Directions: Rewrite the data below, changing "Spot Market Scoring" to "Spot Market Rating" and keeping every other part the same.

Labeled box data:
◆ ◆ ◆ ◆ ◆

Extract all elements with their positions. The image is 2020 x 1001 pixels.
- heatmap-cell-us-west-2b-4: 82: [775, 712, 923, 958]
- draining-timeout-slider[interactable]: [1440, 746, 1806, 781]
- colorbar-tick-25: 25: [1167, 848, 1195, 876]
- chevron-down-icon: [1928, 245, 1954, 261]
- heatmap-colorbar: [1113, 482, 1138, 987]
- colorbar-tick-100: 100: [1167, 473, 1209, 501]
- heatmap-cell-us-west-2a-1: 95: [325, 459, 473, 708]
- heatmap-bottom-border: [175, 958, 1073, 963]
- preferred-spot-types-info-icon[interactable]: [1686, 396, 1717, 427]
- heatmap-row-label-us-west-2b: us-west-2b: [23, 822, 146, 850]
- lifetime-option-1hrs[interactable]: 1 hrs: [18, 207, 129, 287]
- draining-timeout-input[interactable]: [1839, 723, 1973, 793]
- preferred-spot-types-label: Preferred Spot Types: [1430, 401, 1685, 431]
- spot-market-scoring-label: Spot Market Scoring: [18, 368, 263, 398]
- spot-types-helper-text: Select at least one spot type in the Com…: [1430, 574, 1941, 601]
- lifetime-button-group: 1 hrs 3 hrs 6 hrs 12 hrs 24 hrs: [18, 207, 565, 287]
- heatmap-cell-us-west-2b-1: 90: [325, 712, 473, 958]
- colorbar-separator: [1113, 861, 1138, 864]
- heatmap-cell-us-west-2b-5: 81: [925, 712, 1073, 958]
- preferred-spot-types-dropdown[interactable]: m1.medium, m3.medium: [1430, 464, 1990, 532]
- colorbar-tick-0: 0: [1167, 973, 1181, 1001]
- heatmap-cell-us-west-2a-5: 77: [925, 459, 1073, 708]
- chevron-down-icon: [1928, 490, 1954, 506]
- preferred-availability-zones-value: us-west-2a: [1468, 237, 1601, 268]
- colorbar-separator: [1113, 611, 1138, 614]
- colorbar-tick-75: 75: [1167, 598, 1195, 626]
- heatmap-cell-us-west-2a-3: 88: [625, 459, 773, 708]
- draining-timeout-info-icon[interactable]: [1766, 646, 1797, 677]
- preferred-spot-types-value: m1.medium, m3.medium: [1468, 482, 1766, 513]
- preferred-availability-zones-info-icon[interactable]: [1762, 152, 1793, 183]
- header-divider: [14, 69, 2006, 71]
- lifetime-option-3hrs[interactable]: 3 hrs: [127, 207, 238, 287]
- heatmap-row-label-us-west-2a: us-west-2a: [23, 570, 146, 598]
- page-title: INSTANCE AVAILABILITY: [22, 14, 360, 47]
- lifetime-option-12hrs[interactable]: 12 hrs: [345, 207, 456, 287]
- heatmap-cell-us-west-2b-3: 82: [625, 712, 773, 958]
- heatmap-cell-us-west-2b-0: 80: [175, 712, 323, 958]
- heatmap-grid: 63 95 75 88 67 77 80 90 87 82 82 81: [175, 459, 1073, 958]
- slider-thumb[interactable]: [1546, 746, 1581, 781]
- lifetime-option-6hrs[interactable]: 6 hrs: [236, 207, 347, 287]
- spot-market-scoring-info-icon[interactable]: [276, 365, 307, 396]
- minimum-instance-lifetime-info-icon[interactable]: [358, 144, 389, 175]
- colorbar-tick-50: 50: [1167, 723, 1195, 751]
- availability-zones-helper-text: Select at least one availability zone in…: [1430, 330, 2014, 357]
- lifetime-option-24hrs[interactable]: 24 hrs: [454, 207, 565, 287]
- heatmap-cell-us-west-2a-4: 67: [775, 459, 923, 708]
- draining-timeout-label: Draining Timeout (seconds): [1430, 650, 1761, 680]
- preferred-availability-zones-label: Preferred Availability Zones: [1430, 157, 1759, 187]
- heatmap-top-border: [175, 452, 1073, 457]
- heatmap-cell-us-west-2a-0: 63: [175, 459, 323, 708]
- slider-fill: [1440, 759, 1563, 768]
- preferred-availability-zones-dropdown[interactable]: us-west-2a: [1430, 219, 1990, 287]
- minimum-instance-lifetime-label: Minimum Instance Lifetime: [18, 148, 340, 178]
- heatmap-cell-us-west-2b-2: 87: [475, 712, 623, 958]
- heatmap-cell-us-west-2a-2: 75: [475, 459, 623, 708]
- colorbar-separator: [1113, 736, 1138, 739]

◆ ◆ ◆ ◆ ◆

Task response:
Extract all elements with their positions. The image is 2020 x 1001 pixels.
- heatmap-cell-us-west-2b-4: 82: [775, 712, 923, 958]
- draining-timeout-slider[interactable]: [1440, 746, 1806, 781]
- colorbar-tick-25: 25: [1167, 848, 1195, 876]
- chevron-down-icon: [1928, 245, 1954, 261]
- heatmap-colorbar: [1113, 482, 1138, 987]
- colorbar-tick-100: 100: [1167, 473, 1209, 501]
- heatmap-cell-us-west-2a-1: 95: [325, 459, 473, 708]
- heatmap-bottom-border: [175, 958, 1073, 963]
- preferred-spot-types-info-icon[interactable]: [1686, 396, 1717, 427]
- heatmap-row-label-us-west-2b: us-west-2b: [23, 822, 146, 850]
- lifetime-option-1hrs[interactable]: 1 hrs: [18, 207, 129, 287]
- draining-timeout-input[interactable]: [1839, 723, 1973, 793]
- preferred-spot-types-label: Preferred Spot Types: [1430, 401, 1685, 431]
- spot-market-scoring-label: Spot Market Rating: [18, 368, 263, 398]
- spot-types-helper-text: Select at least one spot type in the Com…: [1430, 574, 1941, 601]
- lifetime-button-group: 1 hrs 3 hrs 6 hrs 12 hrs 24 hrs: [18, 207, 565, 287]
- heatmap-cell-us-west-2b-1: 90: [325, 712, 473, 958]
- colorbar-separator: [1113, 861, 1138, 864]
- heatmap-cell-us-west-2b-5: 81: [925, 712, 1073, 958]
- preferred-spot-types-dropdown[interactable]: m1.medium, m3.medium: [1430, 464, 1990, 532]
- colorbar-tick-0: 0: [1167, 973, 1181, 1001]
- heatmap-cell-us-west-2a-5: 77: [925, 459, 1073, 708]
- chevron-down-icon: [1928, 490, 1954, 506]
- preferred-availability-zones-value: us-west-2a: [1468, 237, 1601, 268]
- colorbar-separator: [1113, 611, 1138, 614]
- colorbar-tick-75: 75: [1167, 598, 1195, 626]
- heatmap-cell-us-west-2a-3: 88: [625, 459, 773, 708]
- draining-timeout-info-icon[interactable]: [1766, 646, 1797, 677]
- preferred-spot-types-value: m1.medium, m3.medium: [1468, 482, 1766, 513]
- preferred-availability-zones-info-icon[interactable]: [1762, 152, 1793, 183]
- header-divider: [14, 69, 2006, 71]
- lifetime-option-3hrs[interactable]: 3 hrs: [127, 207, 238, 287]
- heatmap-row-label-us-west-2a: us-west-2a: [23, 570, 146, 598]
- page-title: INSTANCE AVAILABILITY: [22, 14, 360, 47]
- lifetime-option-12hrs[interactable]: 12 hrs: [345, 207, 456, 287]
- heatmap-cell-us-west-2b-3: 82: [625, 712, 773, 958]
- heatmap-cell-us-west-2b-0: 80: [175, 712, 323, 958]
- heatmap-grid: 63 95 75 88 67 77 80 90 87 82 82 81: [175, 459, 1073, 958]
- slider-thumb[interactable]: [1546, 746, 1581, 781]
- lifetime-option-6hrs[interactable]: 6 hrs: [236, 207, 347, 287]
- spot-market-scoring-info-icon[interactable]: [276, 365, 307, 396]
- minimum-instance-lifetime-info-icon[interactable]: [358, 144, 389, 175]
- colorbar-tick-50: 50: [1167, 723, 1195, 751]
- availability-zones-helper-text: Select at least one availability zone in…: [1430, 330, 2014, 357]
- lifetime-option-24hrs[interactable]: 24 hrs: [454, 207, 565, 287]
- heatmap-cell-us-west-2a-4: 67: [775, 459, 923, 708]
- draining-timeout-label: Draining Timeout (seconds): [1430, 650, 1761, 680]
- preferred-availability-zones-label: Preferred Availability Zones: [1430, 157, 1759, 187]
- heatmap-top-border: [175, 452, 1073, 457]
- heatmap-cell-us-west-2a-0: 63: [175, 459, 323, 708]
- slider-fill: [1440, 759, 1563, 768]
- preferred-availability-zones-dropdown[interactable]: us-west-2a: [1430, 219, 1990, 287]
- minimum-instance-lifetime-label: Minimum Instance Lifetime: [18, 148, 340, 178]
- heatmap-cell-us-west-2b-2: 87: [475, 712, 623, 958]
- heatmap-cell-us-west-2a-2: 75: [475, 459, 623, 708]
- colorbar-separator: [1113, 736, 1138, 739]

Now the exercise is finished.